- [Data for the task]
☆ ☆ ☆
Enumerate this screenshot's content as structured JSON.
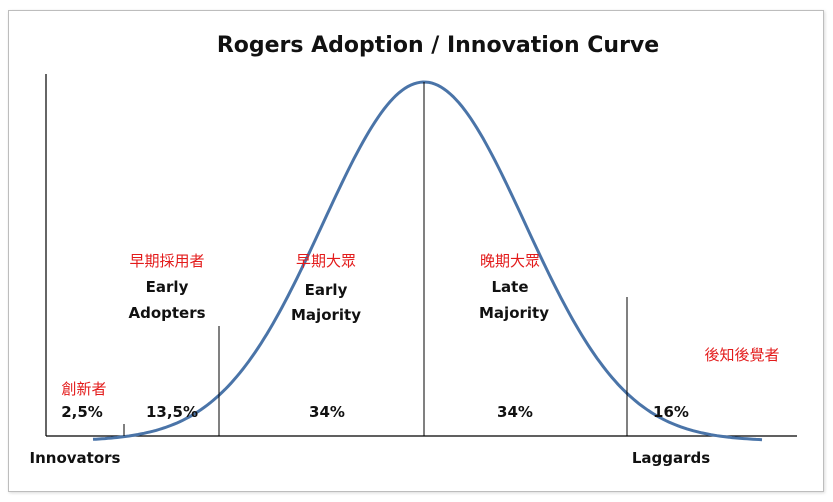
{
  "title": "Rogers Adoption / Innovation Curve",
  "colors": {
    "curve": "#4a74a8",
    "axis": "#000000",
    "cjk_label": "#e31b1b",
    "text": "#111111"
  },
  "segments": [
    {
      "cjk": "創新者",
      "en": [
        "",
        ""
      ],
      "pct": "2,5%",
      "share": 2.5
    },
    {
      "cjk": "早期採用者",
      "en": [
        "Early",
        "Adopters"
      ],
      "pct": "13,5%",
      "share": 13.5
    },
    {
      "cjk": "早期大眾",
      "en": [
        "Early",
        "Majority"
      ],
      "pct": "34%",
      "share": 34
    },
    {
      "cjk": "晚期大眾",
      "en": [
        "Late",
        "Majority"
      ],
      "pct": "34%",
      "share": 34
    },
    {
      "cjk": "後知後覺者",
      "en": [
        "",
        ""
      ],
      "pct": "16%",
      "share": 16
    }
  ],
  "axis_labels": {
    "left": "Innovators",
    "right": "Laggards"
  }
}
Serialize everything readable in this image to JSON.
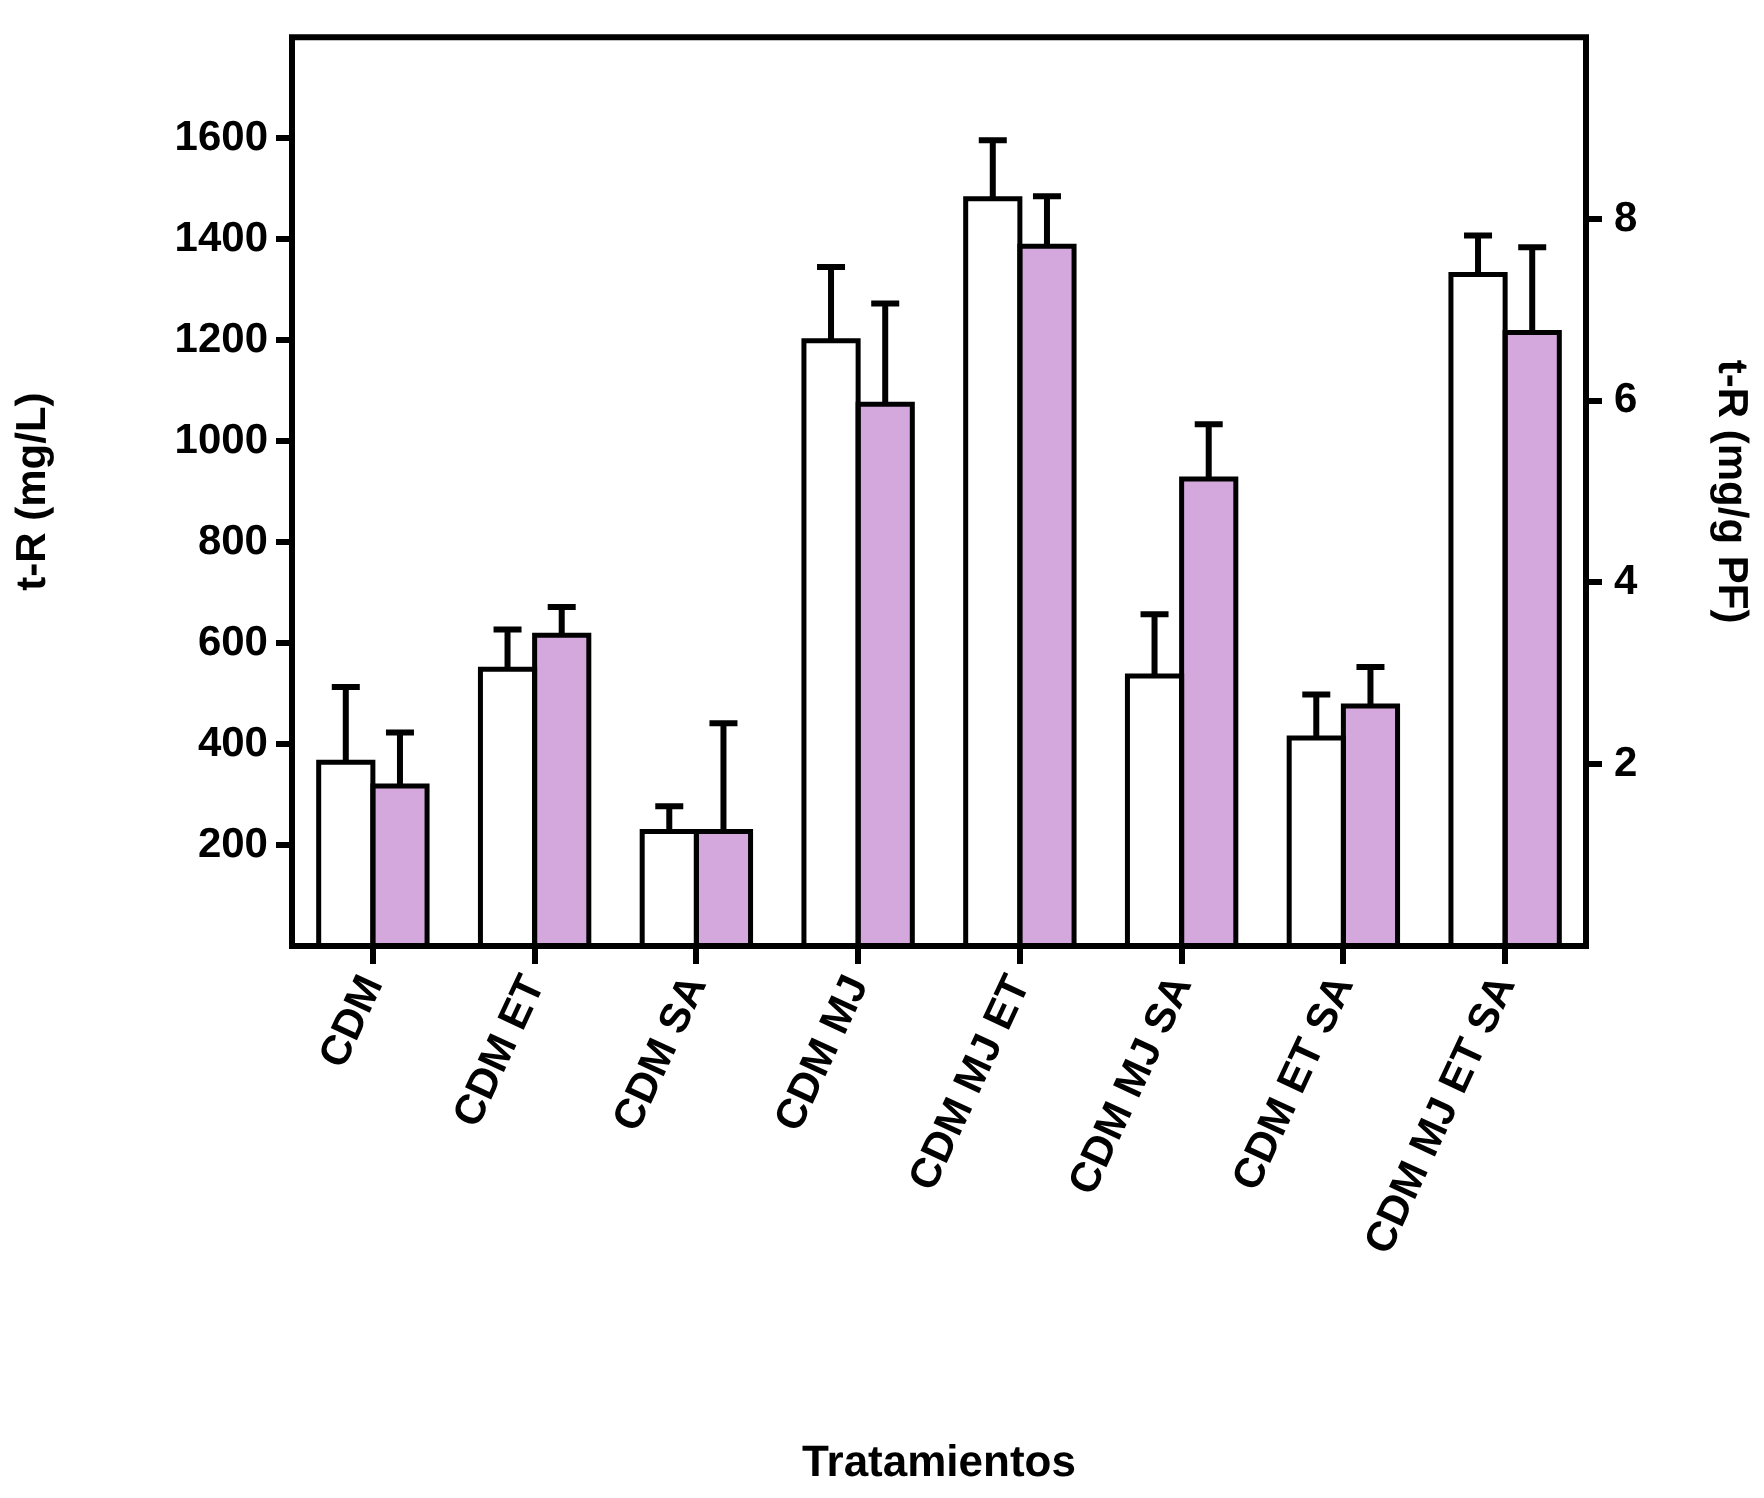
☆ ☆ ☆
- [Problem to solve] Quote the material exactly. Pictures stay out.

- [Full response]
Enumerate this screenshot's content as structured JSON.
{
  "title": "Rogers Adoption / Innovation Curve",
  "colors": {
    "curve": "#4a74a8",
    "axis": "#000000",
    "cjk_label": "#e31b1b",
    "text": "#111111"
  },
  "segments": [
    {
      "cjk": "創新者",
      "en": [
        "",
        ""
      ],
      "pct": "2,5%",
      "share": 2.5
    },
    {
      "cjk": "早期採用者",
      "en": [
        "Early",
        "Adopters"
      ],
      "pct": "13,5%",
      "share": 13.5
    },
    {
      "cjk": "早期大眾",
      "en": [
        "Early",
        "Majority"
      ],
      "pct": "34%",
      "share": 34
    },
    {
      "cjk": "晚期大眾",
      "en": [
        "Late",
        "Majority"
      ],
      "pct": "34%",
      "share": 34
    },
    {
      "cjk": "後知後覺者",
      "en": [
        "",
        ""
      ],
      "pct": "16%",
      "share": 16
    }
  ],
  "axis_labels": {
    "left": "Innovators",
    "right": "Laggards"
  }
}
Serialize everything readable in this image to JSON.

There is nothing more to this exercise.